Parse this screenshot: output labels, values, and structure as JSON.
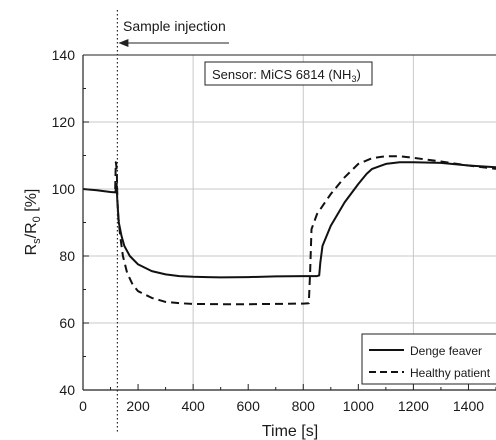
{
  "chart_data": {
    "type": "line",
    "xlabel": "Time [s]",
    "ylabel": "Rs/R0 [%]",
    "xlim": [
      0,
      1500
    ],
    "ylim": [
      40,
      140
    ],
    "xticks": [
      0,
      200,
      400,
      600,
      800,
      1000,
      1200,
      1400
    ],
    "yticks": [
      40,
      60,
      80,
      100,
      120,
      140
    ],
    "grid": true,
    "legend_position": "bottom-right",
    "annotations": {
      "injection_label": "Sample injection",
      "injection_time": 125,
      "sensor_label": "Sensor: MiCS 6814 (NH3)"
    },
    "series": [
      {
        "name": "Denge feaver",
        "style": "solid",
        "color": "#111111",
        "x": [
          0,
          50,
          100,
          118,
          120,
          122,
          125,
          130,
          140,
          150,
          170,
          200,
          250,
          300,
          350,
          400,
          450,
          500,
          600,
          700,
          800,
          850,
          858,
          862,
          870,
          900,
          950,
          1000,
          1030,
          1050,
          1100,
          1150,
          1200,
          1300,
          1400,
          1500
        ],
        "y": [
          100,
          99.6,
          99.1,
          99,
          101,
          101.5,
          96,
          90,
          86,
          83,
          80,
          77.5,
          75.5,
          74.5,
          74,
          73.8,
          73.7,
          73.6,
          73.7,
          73.9,
          74,
          74,
          74.2,
          78,
          83,
          89,
          96,
          101.5,
          104.5,
          106,
          107.5,
          108,
          108,
          107.8,
          107,
          106.5
        ]
      },
      {
        "name": "Healthy patient",
        "style": "dashed",
        "color": "#111111",
        "x": [
          117,
          119,
          121,
          123,
          125,
          128,
          135,
          145,
          160,
          180,
          200,
          250,
          300,
          350,
          400,
          500,
          600,
          700,
          800,
          820,
          825,
          830,
          850,
          900,
          950,
          1000,
          1050,
          1100,
          1150,
          1200,
          1300,
          1400,
          1500
        ],
        "y": [
          100,
          108,
          107,
          104,
          97,
          92,
          86,
          80,
          75,
          71.5,
          69.5,
          67.5,
          66.3,
          65.9,
          65.7,
          65.6,
          65.6,
          65.7,
          65.8,
          65.9,
          75,
          88,
          92.5,
          98.5,
          103.5,
          107.5,
          109.2,
          109.8,
          109.8,
          109.3,
          108.2,
          107,
          106
        ]
      }
    ]
  }
}
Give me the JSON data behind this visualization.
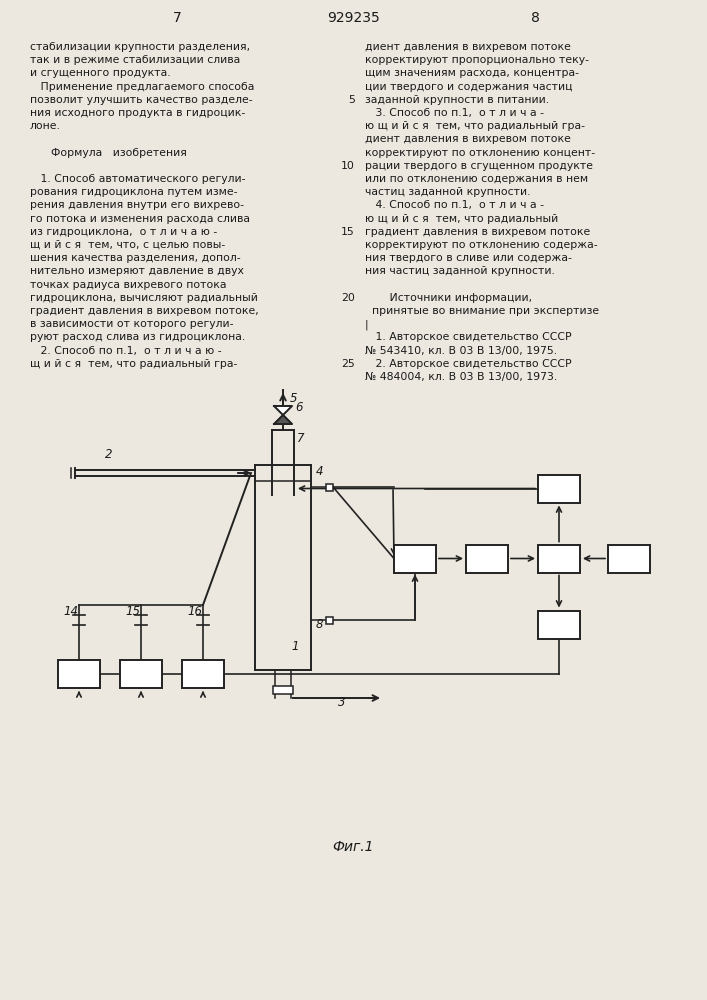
{
  "page_number_left": "7",
  "patent_number": "929235",
  "page_number_right": "8",
  "background_color": "#ece8df",
  "text_color": "#1a1a1a",
  "line_color": "#222222",
  "fig_caption": "Фиг.1",
  "left_col_lines": [
    "стабилизации крупности разделения,",
    "так и в режиме стабилизации слива",
    "и сгущенного продукта.",
    "   Применение предлагаемого способа",
    "позволит улучшить качество разделе-",
    "ния исходного продукта в гидроцик-",
    "лоне.",
    "",
    "      Формула   изобретения",
    "",
    "   1. Способ автоматического регули-",
    "рования гидроциклона путем изме-",
    "рения давления внутри его вихрево-",
    "го потока и изменения расхода слива",
    "из гидроциклона,  о т л и ч а ю -",
    "щ и й с я  тем, что, с целью повы-",
    "шения качества разделения, допол-",
    "нительно измеряют давление в двух",
    "точках радиуса вихревого потока",
    "гидроциклона, вычисляют радиальный",
    "градиент давления в вихревом потоке,",
    "в зависимости от которого регули-",
    "руют расход слива из гидроциклона.",
    "   2. Способ по п.1,  о т л и ч а ю -",
    "щ и й с я  тем, что радиальный гра-"
  ],
  "right_col_lines": [
    "диент давления в вихревом потоке",
    "корректируют пропорционально теку-",
    "щим значениям расхода, концентра-",
    "ции твердого и содержания частиц",
    "заданной крупности в питании.",
    "   3. Способ по п.1,  о т л и ч а -",
    "ю щ и й с я  тем, что радиальный гра-",
    "диент давления в вихревом потоке",
    "корректируют по отклонению концент-",
    "рации твердого в сгущенном продукте",
    "или по отклонению содержания в нем",
    "частиц заданной крупности.",
    "   4. Способ по п.1,  о т л и ч а -",
    "ю щ и й с я  тем, что радиальный",
    "градиент давления в вихревом потоке",
    "корректируют по отклонению содержа-",
    "ния твердого в сливе или содержа-",
    "ния частиц заданной крупности.",
    "",
    "       Источники информации,",
    "  принятые во внимание при экспертизе",
    "|",
    "   1. Авторское свидетельство СССР",
    "№ 543410, кл. В 03 В 13/00, 1975.",
    "   2. Авторское свидетельство СССР",
    "№ 484004, кл. В 03 В 13/00, 1973."
  ],
  "right_line_numbers": [
    null,
    null,
    null,
    null,
    "5",
    null,
    null,
    null,
    null,
    "10",
    null,
    null,
    null,
    null,
    "15",
    null,
    null,
    null,
    null,
    "20",
    null,
    null,
    null,
    null,
    "25",
    null
  ]
}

◆ ◆ ◆

What is expected: Copy the records above exactly, omitting every picture.

Result for this exercise:
Parse this screenshot: output labels, values, and structure as JSON.
{
  "chart_data": {
    "type": "line",
    "xlabel": "Time [s]",
    "ylabel": "Rs/R0 [%]",
    "xlim": [
      0,
      1500
    ],
    "ylim": [
      40,
      140
    ],
    "xticks": [
      0,
      200,
      400,
      600,
      800,
      1000,
      1200,
      1400
    ],
    "yticks": [
      40,
      60,
      80,
      100,
      120,
      140
    ],
    "grid": true,
    "legend_position": "bottom-right",
    "annotations": {
      "injection_label": "Sample injection",
      "injection_time": 125,
      "sensor_label": "Sensor: MiCS 6814 (NH3)"
    },
    "series": [
      {
        "name": "Denge feaver",
        "style": "solid",
        "color": "#111111",
        "x": [
          0,
          50,
          100,
          118,
          120,
          122,
          125,
          130,
          140,
          150,
          170,
          200,
          250,
          300,
          350,
          400,
          450,
          500,
          600,
          700,
          800,
          850,
          858,
          862,
          870,
          900,
          950,
          1000,
          1030,
          1050,
          1100,
          1150,
          1200,
          1300,
          1400,
          1500
        ],
        "y": [
          100,
          99.6,
          99.1,
          99,
          101,
          101.5,
          96,
          90,
          86,
          83,
          80,
          77.5,
          75.5,
          74.5,
          74,
          73.8,
          73.7,
          73.6,
          73.7,
          73.9,
          74,
          74,
          74.2,
          78,
          83,
          89,
          96,
          101.5,
          104.5,
          106,
          107.5,
          108,
          108,
          107.8,
          107,
          106.5
        ]
      },
      {
        "name": "Healthy patient",
        "style": "dashed",
        "color": "#111111",
        "x": [
          117,
          119,
          121,
          123,
          125,
          128,
          135,
          145,
          160,
          180,
          200,
          250,
          300,
          350,
          400,
          500,
          600,
          700,
          800,
          820,
          825,
          830,
          850,
          900,
          950,
          1000,
          1050,
          1100,
          1150,
          1200,
          1300,
          1400,
          1500
        ],
        "y": [
          100,
          108,
          107,
          104,
          97,
          92,
          86,
          80,
          75,
          71.5,
          69.5,
          67.5,
          66.3,
          65.9,
          65.7,
          65.6,
          65.6,
          65.7,
          65.8,
          65.9,
          75,
          88,
          92.5,
          98.5,
          103.5,
          107.5,
          109.2,
          109.8,
          109.8,
          109.3,
          108.2,
          107,
          106
        ]
      }
    ]
  }
}
Give me the JSON data behind this visualization.
{
  "page_number_left": "7",
  "patent_number": "929235",
  "page_number_right": "8",
  "background_color": "#ece8df",
  "text_color": "#1a1a1a",
  "line_color": "#222222",
  "fig_caption": "Фиг.1",
  "left_col_lines": [
    "стабилизации крупности разделения,",
    "так и в режиме стабилизации слива",
    "и сгущенного продукта.",
    "   Применение предлагаемого способа",
    "позволит улучшить качество разделе-",
    "ния исходного продукта в гидроцик-",
    "лоне.",
    "",
    "      Формула   изобретения",
    "",
    "   1. Способ автоматического регули-",
    "рования гидроциклона путем изме-",
    "рения давления внутри его вихрево-",
    "го потока и изменения расхода слива",
    "из гидроциклона,  о т л и ч а ю -",
    "щ и й с я  тем, что, с целью повы-",
    "шения качества разделения, допол-",
    "нительно измеряют давление в двух",
    "точках радиуса вихревого потока",
    "гидроциклона, вычисляют радиальный",
    "градиент давления в вихревом потоке,",
    "в зависимости от которого регули-",
    "руют расход слива из гидроциклона.",
    "   2. Способ по п.1,  о т л и ч а ю -",
    "щ и й с я  тем, что радиальный гра-"
  ],
  "right_col_lines": [
    "диент давления в вихревом потоке",
    "корректируют пропорционально теку-",
    "щим значениям расхода, концентра-",
    "ции твердого и содержания частиц",
    "заданной крупности в питании.",
    "   3. Способ по п.1,  о т л и ч а -",
    "ю щ и й с я  тем, что радиальный гра-",
    "диент давления в вихревом потоке",
    "корректируют по отклонению концент-",
    "рации твердого в сгущенном продукте",
    "или по отклонению содержания в нем",
    "частиц заданной крупности.",
    "   4. Способ по п.1,  о т л и ч а -",
    "ю щ и й с я  тем, что радиальный",
    "градиент давления в вихревом потоке",
    "корректируют по отклонению содержа-",
    "ния твердого в сливе или содержа-",
    "ния частиц заданной крупности.",
    "",
    "       Источники информации,",
    "  принятые во внимание при экспертизе",
    "|",
    "   1. Авторское свидетельство СССР",
    "№ 543410, кл. В 03 В 13/00, 1975.",
    "   2. Авторское свидетельство СССР",
    "№ 484004, кл. В 03 В 13/00, 1973."
  ],
  "right_line_numbers": [
    null,
    null,
    null,
    null,
    "5",
    null,
    null,
    null,
    null,
    "10",
    null,
    null,
    null,
    null,
    "15",
    null,
    null,
    null,
    null,
    "20",
    null,
    null,
    null,
    null,
    "25",
    null
  ]
}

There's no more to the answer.